• Work instructions:
Write out all records as given; omit images.

-------- Stored records --------

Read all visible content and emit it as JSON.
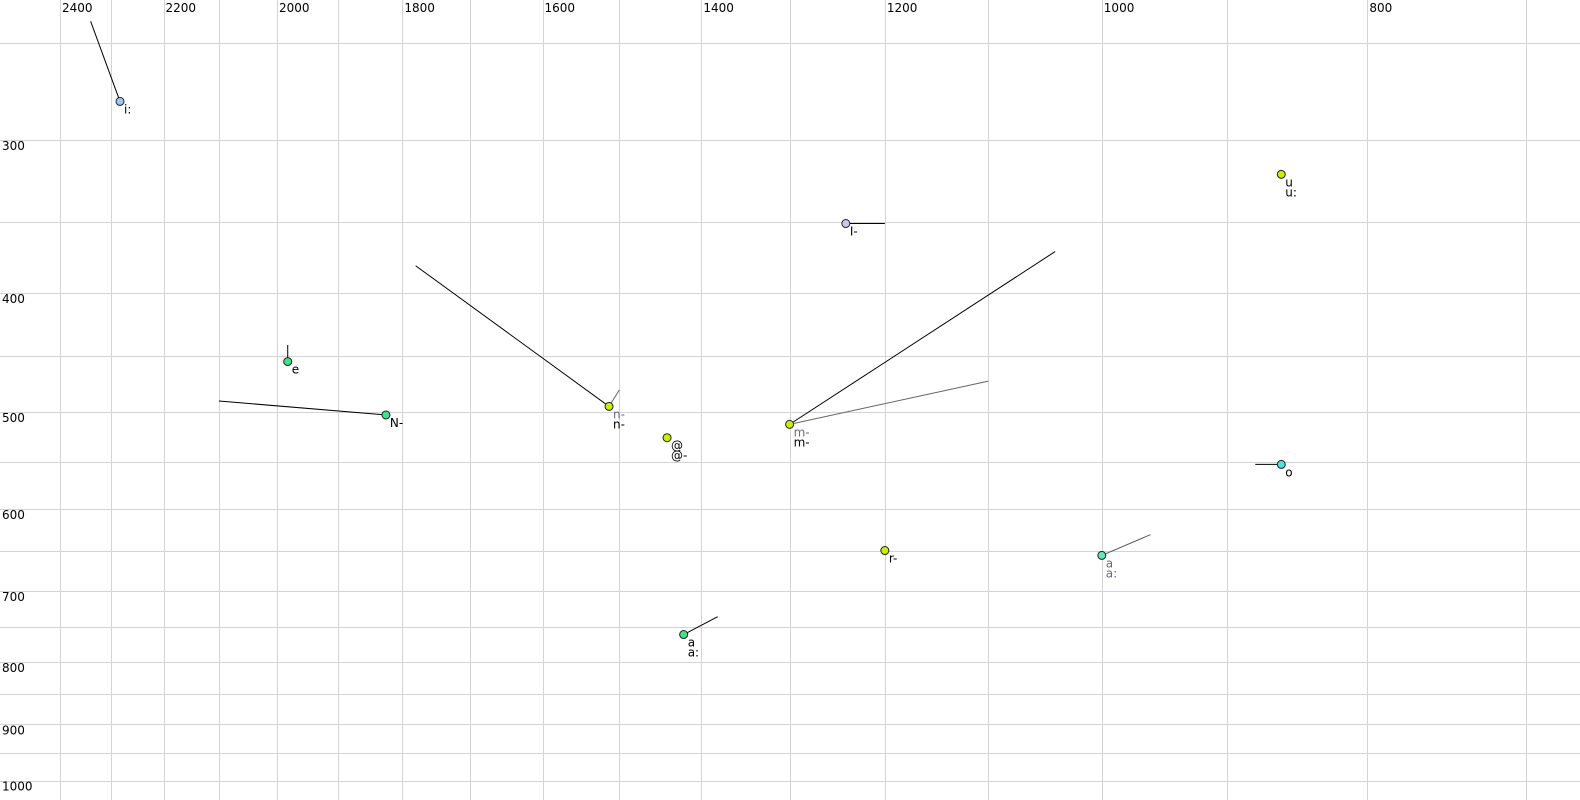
{
  "chart_data": {
    "type": "scatter",
    "title": "",
    "xlabel": "",
    "ylabel": "",
    "x_scale": "log",
    "y_scale": "log",
    "x_reversed": true,
    "xlim": [
      2400,
      700
    ],
    "ylim": [
      250,
      1000
    ],
    "grid": true,
    "x_grid_step": 100,
    "y_grid_step": 50,
    "x_ticks": [
      2400,
      2200,
      2000,
      1800,
      1600,
      1400,
      1200,
      1000,
      800
    ],
    "y_ticks": [
      300,
      400,
      500,
      600,
      700,
      800,
      900,
      1000
    ],
    "points": [
      {
        "labels": [
          "i:"
        ],
        "label_colors": [
          "#000000"
        ],
        "x": 2282,
        "y": 279,
        "fill": "#9fc5f0",
        "trails": [
          {
            "x": 2339,
            "y": 240,
            "color": "#000000"
          }
        ]
      },
      {
        "labels": [
          "e"
        ],
        "label_colors": [
          "#000000"
        ],
        "x": 1982,
        "y": 455,
        "fill": "#44e08a",
        "trails": [
          {
            "x": 1982,
            "y": 441,
            "color": "#000000"
          }
        ]
      },
      {
        "labels": [
          "N-"
        ],
        "label_colors": [
          "#000000"
        ],
        "x": 1825,
        "y": 503,
        "fill": "#44e08a",
        "trails": [
          {
            "x": 2100,
            "y": 490,
            "color": "#000000"
          }
        ]
      },
      {
        "labels": [
          "n-",
          "n-"
        ],
        "label_colors": [
          "#6a6a8a",
          "#000000"
        ],
        "x": 1513,
        "y": 495,
        "fill": "#ccee00",
        "trails": [
          {
            "x": 1780,
            "y": 380,
            "color": "#000000"
          },
          {
            "x": 1500,
            "y": 480,
            "color": "#666666"
          }
        ]
      },
      {
        "labels": [
          "@",
          "@-"
        ],
        "label_colors": [
          "#000000",
          "#000000"
        ],
        "x": 1441,
        "y": 525,
        "fill": "#ccee00",
        "trails": []
      },
      {
        "labels": [
          "m-",
          "m-"
        ],
        "label_colors": [
          "#6a6a8a",
          "#000000"
        ],
        "x": 1300,
        "y": 512,
        "fill": "#ccee00",
        "trails": [
          {
            "x": 1040,
            "y": 370,
            "color": "#000000"
          },
          {
            "x": 1100,
            "y": 472,
            "color": "#666666"
          }
        ]
      },
      {
        "labels": [
          "I-"
        ],
        "label_colors": [
          "#000000"
        ],
        "x": 1240,
        "y": 351,
        "fill": "#c8c8f0",
        "trails": [
          {
            "x": 1200,
            "y": 351,
            "color": "#000000"
          }
        ]
      },
      {
        "labels": [
          "r-"
        ],
        "label_colors": [
          "#000000"
        ],
        "x": 1200,
        "y": 649,
        "fill": "#ccee00",
        "trails": [
          {
            "x": 1200,
            "y": 645,
            "color": "#000000"
          }
        ]
      },
      {
        "labels": [
          "a",
          "a:"
        ],
        "label_colors": [
          "#000000",
          "#000000"
        ],
        "x": 1421,
        "y": 760,
        "fill": "#44e08a",
        "trails": [
          {
            "x": 1381,
            "y": 735,
            "color": "#000000"
          }
        ]
      },
      {
        "labels": [
          "a",
          "a:"
        ],
        "label_colors": [
          "#6a6a8a",
          "#6a6a8a"
        ],
        "x": 1000,
        "y": 655,
        "fill": "#60e8b8",
        "trails": [
          {
            "x": 960,
            "y": 630,
            "color": "#555555"
          }
        ]
      },
      {
        "labels": [
          "u",
          "u:"
        ],
        "label_colors": [
          "#000000",
          "#000000"
        ],
        "x": 860,
        "y": 320,
        "fill": "#ccee00",
        "trails": []
      },
      {
        "labels": [
          "o"
        ],
        "label_colors": [
          "#000000"
        ],
        "x": 860,
        "y": 552,
        "fill": "#50e0d8",
        "trails": [
          {
            "x": 879,
            "y": 552,
            "color": "#000000"
          }
        ]
      }
    ]
  }
}
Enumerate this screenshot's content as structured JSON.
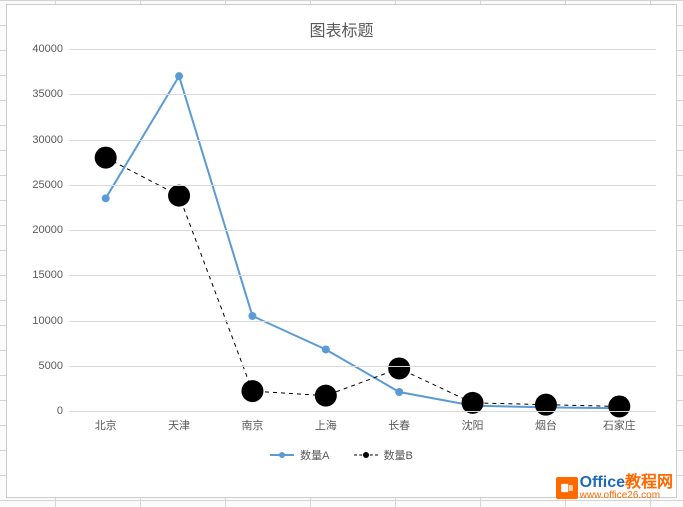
{
  "chart": {
    "type": "line",
    "title": "图表标题",
    "title_fontsize": 16,
    "title_color": "#595959",
    "background_color": "#ffffff",
    "border_color": "#cccccc",
    "grid_color": "#d9d9d9",
    "axis_label_color": "#595959",
    "axis_label_fontsize": 11,
    "categories": [
      "北京",
      "天津",
      "南京",
      "上海",
      "长春",
      "沈阳",
      "烟台",
      "石家庄"
    ],
    "y_axis": {
      "min": 0,
      "max": 40000,
      "tick_step": 5000,
      "ticks": [
        0,
        5000,
        10000,
        15000,
        20000,
        25000,
        30000,
        35000,
        40000
      ]
    },
    "series": [
      {
        "name": "数量A",
        "color": "#5b9bd5",
        "line_width": 2,
        "line_style": "solid",
        "marker_style": "circle",
        "marker_size": 4,
        "values": [
          23500,
          37000,
          10500,
          6800,
          2100,
          600,
          400,
          300
        ]
      },
      {
        "name": "数量B",
        "color": "#000000",
        "line_width": 1,
        "line_style": "dashed",
        "marker_style": "circle",
        "marker_size": 11,
        "values": [
          28000,
          23800,
          2200,
          1700,
          4700,
          900,
          700,
          500
        ]
      }
    ],
    "legend": {
      "position": "bottom"
    }
  },
  "watermark": {
    "brand_prefix": "Office",
    "brand_suffix": "教程网",
    "url": "www.office26.com",
    "prefix_color": "#1f6bb8",
    "suffix_color": "#ff6a00",
    "url_color": "#ff6a00",
    "badge_bg": "#ff6a00"
  }
}
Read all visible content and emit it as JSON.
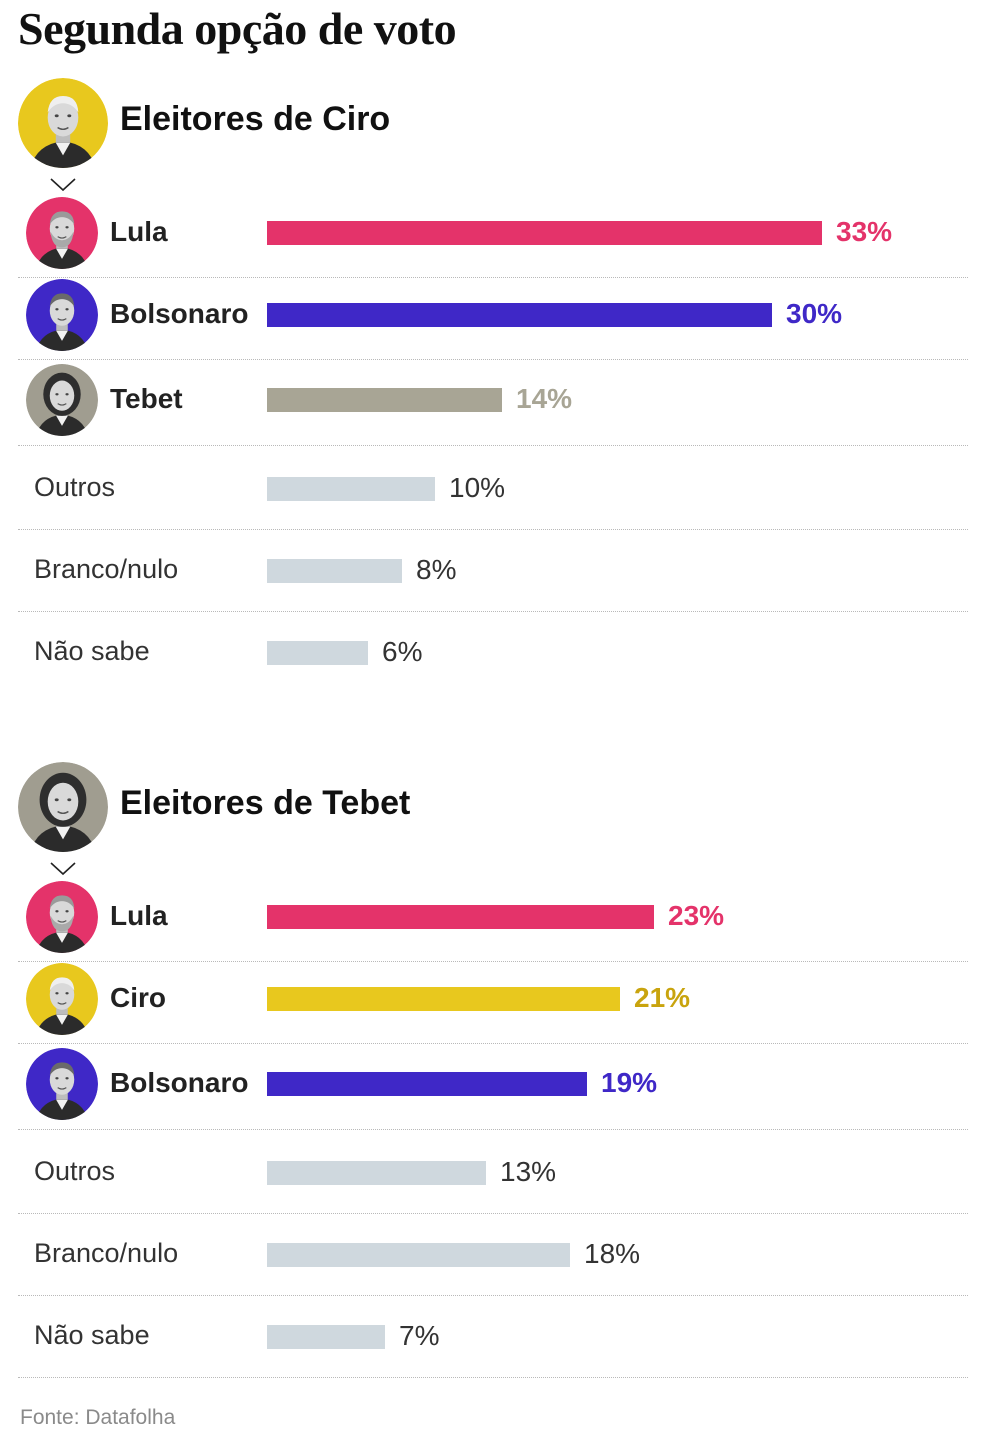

--------

• Response below:
Read all visible content and emit it as JSON.
{
  "chart_data": {
    "type": "scatter",
    "title": "",
    "xlabel": "",
    "ylabel": "",
    "x_scale": "log",
    "y_scale": "log",
    "x_reversed": true,
    "xlim": [
      2400,
      700
    ],
    "ylim": [
      250,
      1000
    ],
    "grid": true,
    "x_grid_step": 100,
    "y_grid_step": 50,
    "x_ticks": [
      2400,
      2200,
      2000,
      1800,
      1600,
      1400,
      1200,
      1000,
      800
    ],
    "y_ticks": [
      300,
      400,
      500,
      600,
      700,
      800,
      900,
      1000
    ],
    "points": [
      {
        "labels": [
          "i:"
        ],
        "label_colors": [
          "#000000"
        ],
        "x": 2282,
        "y": 279,
        "fill": "#9fc5f0",
        "trails": [
          {
            "x": 2339,
            "y": 240,
            "color": "#000000"
          }
        ]
      },
      {
        "labels": [
          "e"
        ],
        "label_colors": [
          "#000000"
        ],
        "x": 1982,
        "y": 455,
        "fill": "#44e08a",
        "trails": [
          {
            "x": 1982,
            "y": 441,
            "color": "#000000"
          }
        ]
      },
      {
        "labels": [
          "N-"
        ],
        "label_colors": [
          "#000000"
        ],
        "x": 1825,
        "y": 503,
        "fill": "#44e08a",
        "trails": [
          {
            "x": 2100,
            "y": 490,
            "color": "#000000"
          }
        ]
      },
      {
        "labels": [
          "n-",
          "n-"
        ],
        "label_colors": [
          "#6a6a8a",
          "#000000"
        ],
        "x": 1513,
        "y": 495,
        "fill": "#ccee00",
        "trails": [
          {
            "x": 1780,
            "y": 380,
            "color": "#000000"
          },
          {
            "x": 1500,
            "y": 480,
            "color": "#666666"
          }
        ]
      },
      {
        "labels": [
          "@",
          "@-"
        ],
        "label_colors": [
          "#000000",
          "#000000"
        ],
        "x": 1441,
        "y": 525,
        "fill": "#ccee00",
        "trails": []
      },
      {
        "labels": [
          "m-",
          "m-"
        ],
        "label_colors": [
          "#6a6a8a",
          "#000000"
        ],
        "x": 1300,
        "y": 512,
        "fill": "#ccee00",
        "trails": [
          {
            "x": 1040,
            "y": 370,
            "color": "#000000"
          },
          {
            "x": 1100,
            "y": 472,
            "color": "#666666"
          }
        ]
      },
      {
        "labels": [
          "I-"
        ],
        "label_colors": [
          "#000000"
        ],
        "x": 1240,
        "y": 351,
        "fill": "#c8c8f0",
        "trails": [
          {
            "x": 1200,
            "y": 351,
            "color": "#000000"
          }
        ]
      },
      {
        "labels": [
          "r-"
        ],
        "label_colors": [
          "#000000"
        ],
        "x": 1200,
        "y": 649,
        "fill": "#ccee00",
        "trails": [
          {
            "x": 1200,
            "y": 645,
            "color": "#000000"
          }
        ]
      },
      {
        "labels": [
          "a",
          "a:"
        ],
        "label_colors": [
          "#000000",
          "#000000"
        ],
        "x": 1421,
        "y": 760,
        "fill": "#44e08a",
        "trails": [
          {
            "x": 1381,
            "y": 735,
            "color": "#000000"
          }
        ]
      },
      {
        "labels": [
          "a",
          "a:"
        ],
        "label_colors": [
          "#6a6a8a",
          "#6a6a8a"
        ],
        "x": 1000,
        "y": 655,
        "fill": "#60e8b8",
        "trails": [
          {
            "x": 960,
            "y": 630,
            "color": "#555555"
          }
        ]
      },
      {
        "labels": [
          "u",
          "u:"
        ],
        "label_colors": [
          "#000000",
          "#000000"
        ],
        "x": 860,
        "y": 320,
        "fill": "#ccee00",
        "trails": []
      },
      {
        "labels": [
          "o"
        ],
        "label_colors": [
          "#000000"
        ],
        "x": 860,
        "y": 552,
        "fill": "#50e0d8",
        "trails": [
          {
            "x": 879,
            "y": 552,
            "color": "#000000"
          }
        ]
      }
    ]
  }
}
Enumerate this screenshot's content as structured JSON.
{
  "chart": {
    "type": "line",
    "title": "图表标题",
    "title_fontsize": 16,
    "title_color": "#595959",
    "background_color": "#ffffff",
    "border_color": "#cccccc",
    "grid_color": "#d9d9d9",
    "axis_label_color": "#595959",
    "axis_label_fontsize": 11,
    "categories": [
      "北京",
      "天津",
      "南京",
      "上海",
      "长春",
      "沈阳",
      "烟台",
      "石家庄"
    ],
    "y_axis": {
      "min": 0,
      "max": 40000,
      "tick_step": 5000,
      "ticks": [
        0,
        5000,
        10000,
        15000,
        20000,
        25000,
        30000,
        35000,
        40000
      ]
    },
    "series": [
      {
        "name": "数量A",
        "color": "#5b9bd5",
        "line_width": 2,
        "line_style": "solid",
        "marker_style": "circle",
        "marker_size": 4,
        "values": [
          23500,
          37000,
          10500,
          6800,
          2100,
          600,
          400,
          300
        ]
      },
      {
        "name": "数量B",
        "color": "#000000",
        "line_width": 1,
        "line_style": "dashed",
        "marker_style": "circle",
        "marker_size": 11,
        "values": [
          28000,
          23800,
          2200,
          1700,
          4700,
          900,
          700,
          500
        ]
      }
    ],
    "legend": {
      "position": "bottom"
    }
  },
  "watermark": {
    "brand_prefix": "Office",
    "brand_suffix": "教程网",
    "url": "www.office26.com",
    "prefix_color": "#1f6bb8",
    "suffix_color": "#ff6a00",
    "url_color": "#ff6a00",
    "badge_bg": "#ff6a00"
  }
}
Read all visible content and emit it as JSON.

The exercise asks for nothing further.